Data supplied below:

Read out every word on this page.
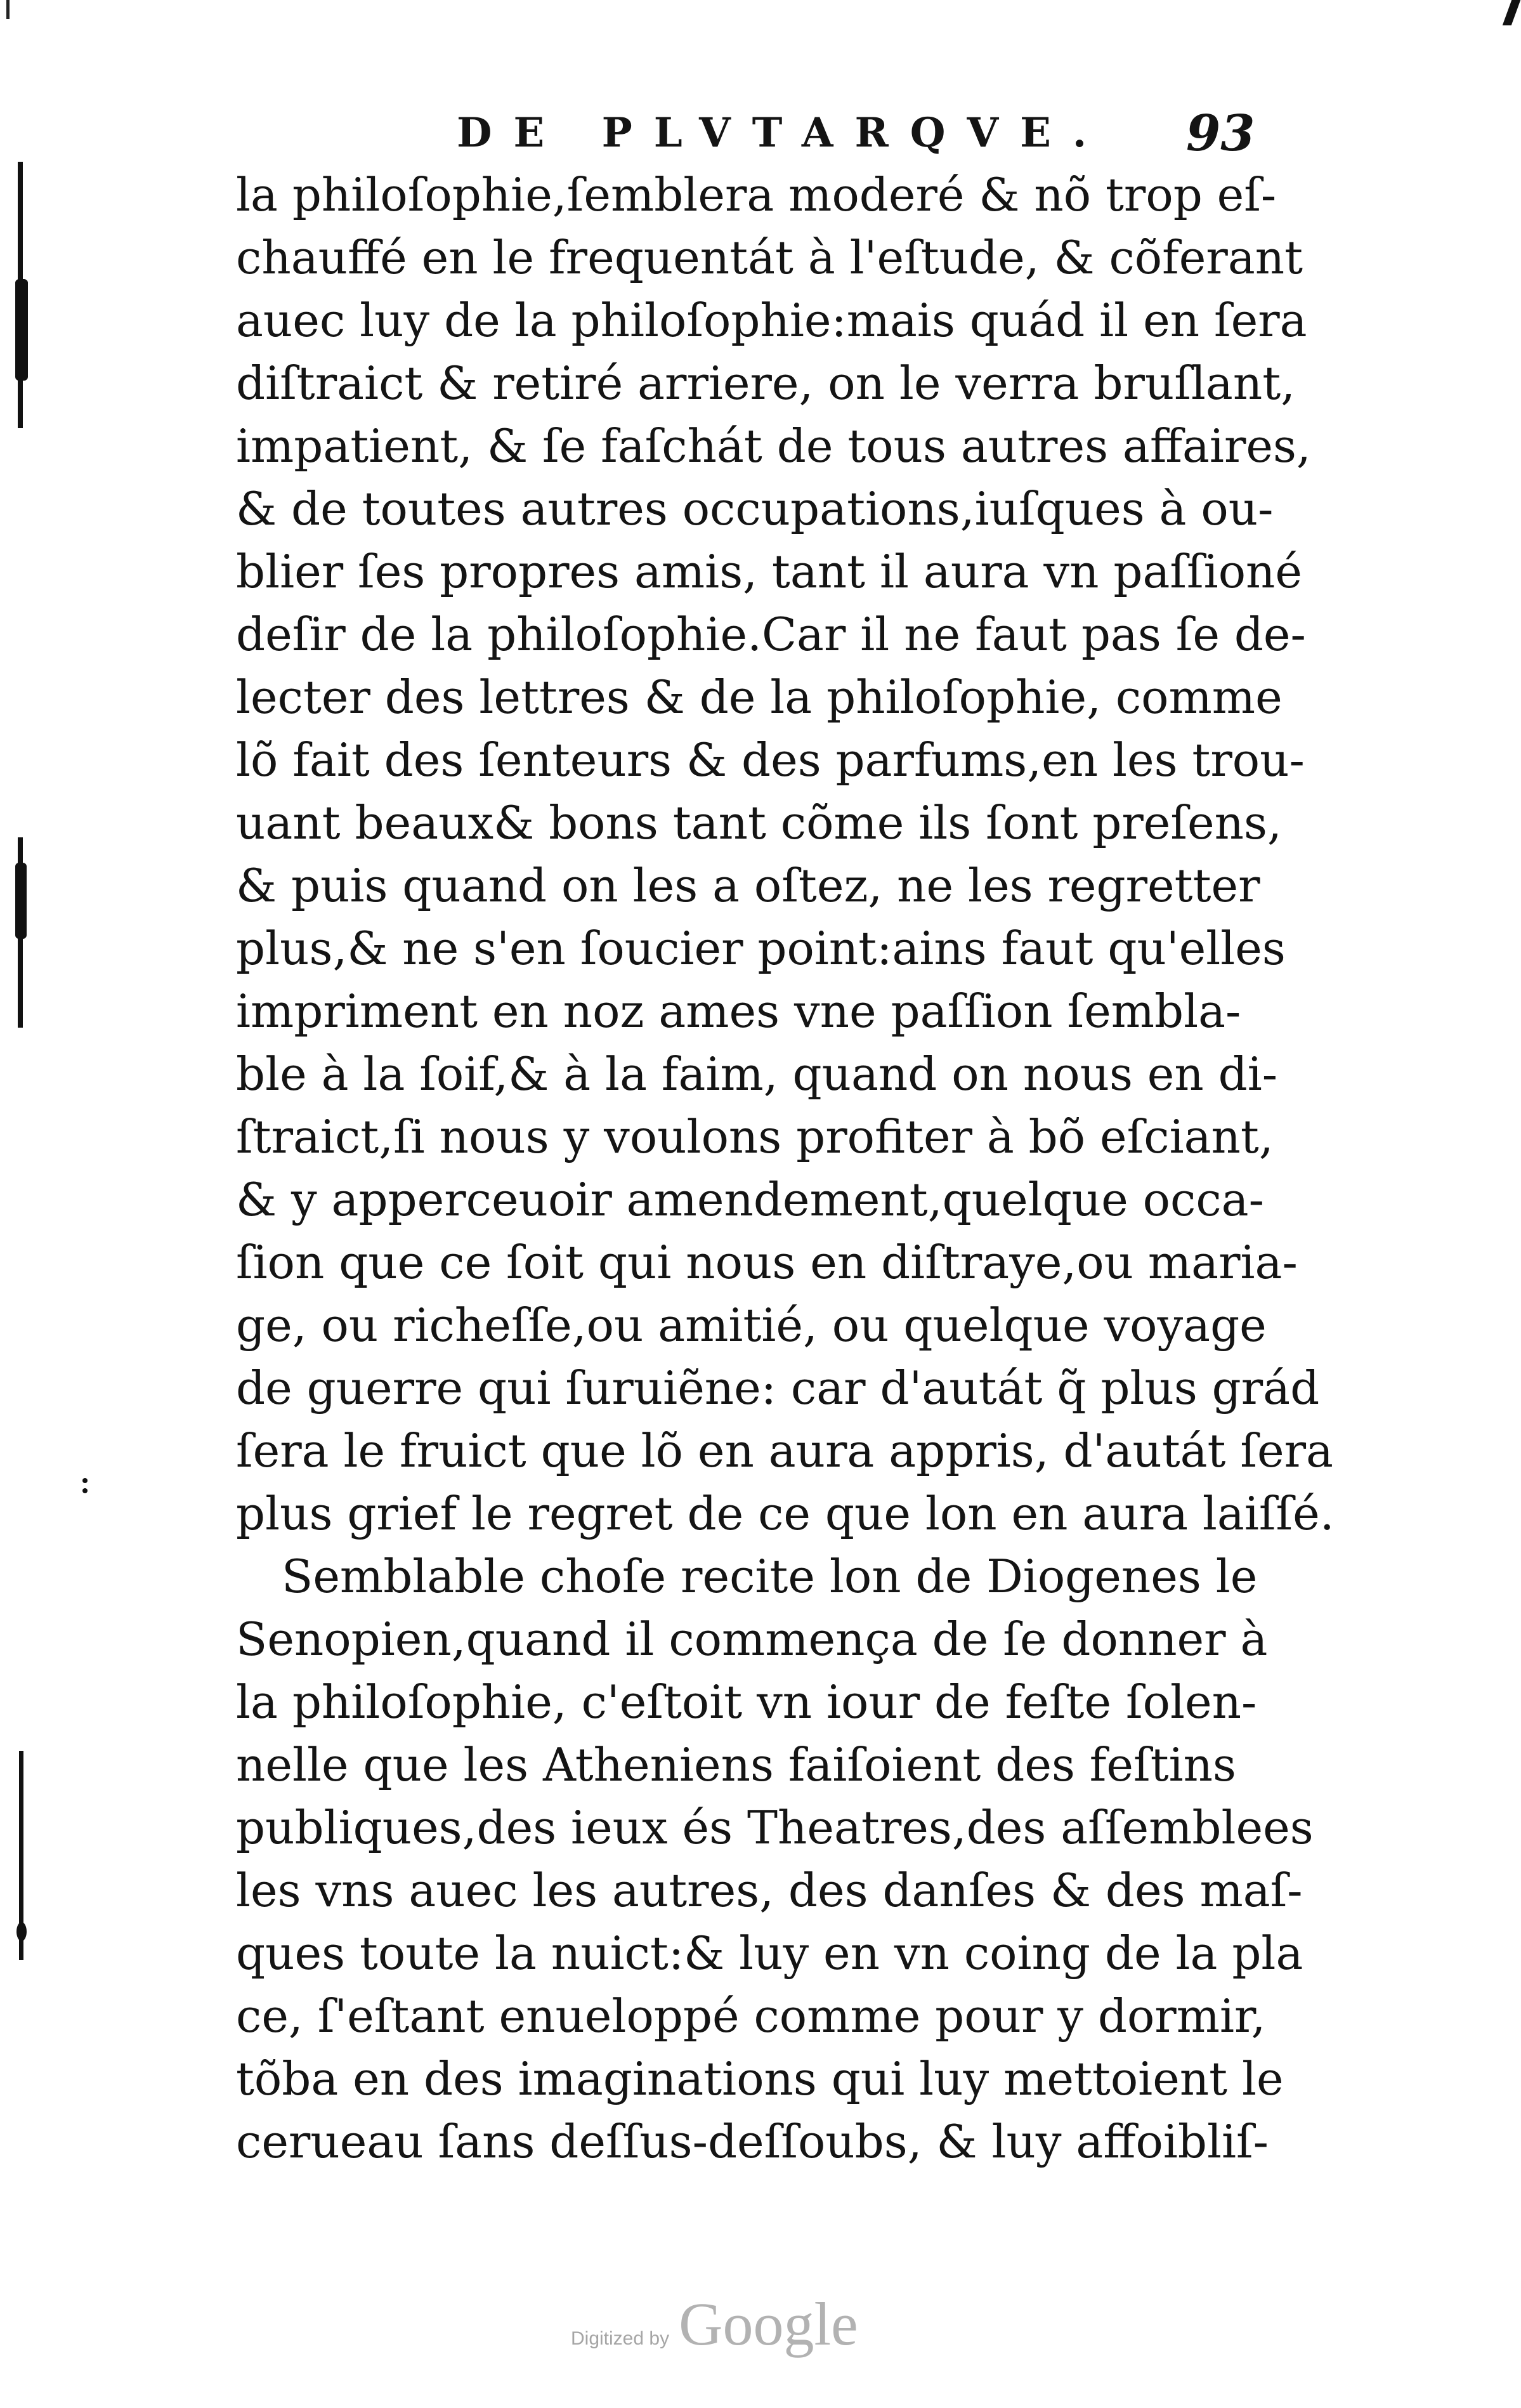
DE PLVTARQVE. 93
la philoſophie,ſemblera moderé & nõ trop eſ-
chauffé en le frequentát à l'eſtude, & cõferant
auec luy de la philoſophie:mais quád il en ſera
diſtraict & retiré arriere, on le verra bruſlant,
impatient, & ſe faſchát de tous autres affaires,
& de toutes autres occupations,iuſques à ou-
blier ſes propres amis, tant il aura vn paſſioné
deſir de la philoſophie.Car il ne faut pas ſe de-
lecter des lettres & de la philoſophie, comme
lõ fait des ſenteurs & des parfums,en les trou-
uant beaux& bons tant cõme ils ſont preſens,
& puis quand on les a oſtez, ne les regretter
plus,& ne s'en ſoucier point:ains faut qu'elles
impriment en noz ames vne paſſion ſembla-
ble à la ſoif,& à la faim, quand on nous en di-
ſtraict,ſi nous y voulons profiter à bõ eſciant,
& y apperceuoir amendement,quelque occa-
ſion que ce ſoit qui nous en diſtraye,ou maria-
ge, ou richeſſe,ou amitié, ou quelque voyage
de guerre qui ſuruiẽne: car d'autát q̃ plus grád
ſera le fruict que lõ en aura appris, d'autát ſera
plus grief le regret de ce que lon en aura laiſſé.
Semblable choſe recite lon de Diogenes le
Senopien,quand il commença de ſe donner à
la philoſophie, c'eſtoit vn iour de feſte ſolen-
nelle que les Atheniens faiſoient des feſtins
publiques,des ieux és Theatres,des aſſemblees
les vns auec les autres, des danſes & des maſ-
ques toute la nuict:& luy en vn coing de la pla
ce, ſ'eſtant enueloppé comme pour y dormir,
tõba en des imaginations qui luy mettoient le
cerueau ſans deſſus-deſſoubs, & luy affoibliſ-
Digitized by Google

End of Data supplied.

### Goal of the exercise:
Could you transcribe every entry above exactly, leaving out the images?

### Your solution:
Read out every word on this page.
DE PLVTARQVE. 93
la philoſophie,ſemblera moderé & nõ trop eſ-
chauffé en le frequentát à l'eſtude, & cõferant
auec luy de la philoſophie:mais quád il en ſera
diſtraict & retiré arriere, on le verra bruſlant,
impatient, & ſe faſchát de tous autres affaires,
& de toutes autres occupations,iuſques à ou-
blier ſes propres amis, tant il aura vn paſſioné
deſir de la philoſophie.Car il ne faut pas ſe de-
lecter des lettres & de la philoſophie, comme
lõ fait des ſenteurs & des parfums,en les trou-
uant beaux& bons tant cõme ils ſont preſens,
& puis quand on les a oſtez, ne les regretter
plus,& ne s'en ſoucier point:ains faut qu'elles
impriment en noz ames vne paſſion ſembla-
ble à la ſoif,& à la faim, quand on nous en di-
ſtraict,ſi nous y voulons profiter à bõ eſciant,
& y apperceuoir amendement,quelque occa-
ſion que ce ſoit qui nous en diſtraye,ou maria-
ge, ou richeſſe,ou amitié, ou quelque voyage
de guerre qui ſuruiẽne: car d'autát q̃ plus grád
ſera le fruict que lõ en aura appris, d'autát ſera
plus grief le regret de ce que lon en aura laiſſé.
Semblable choſe recite lon de Diogenes le
Senopien,quand il commença de ſe donner à
la philoſophie, c'eſtoit vn iour de feſte ſolen-
nelle que les Atheniens faiſoient des feſtins
publiques,des ieux és Theatres,des aſſemblees
les vns auec les autres, des danſes & des maſ-
ques toute la nuict:& luy en vn coing de la pla
ce, ſ'eſtant enueloppé comme pour y dormir,
tõba en des imaginations qui luy mettoient le
cerueau ſans deſſus-deſſoubs, & luy affoibliſ-
Digitized by Google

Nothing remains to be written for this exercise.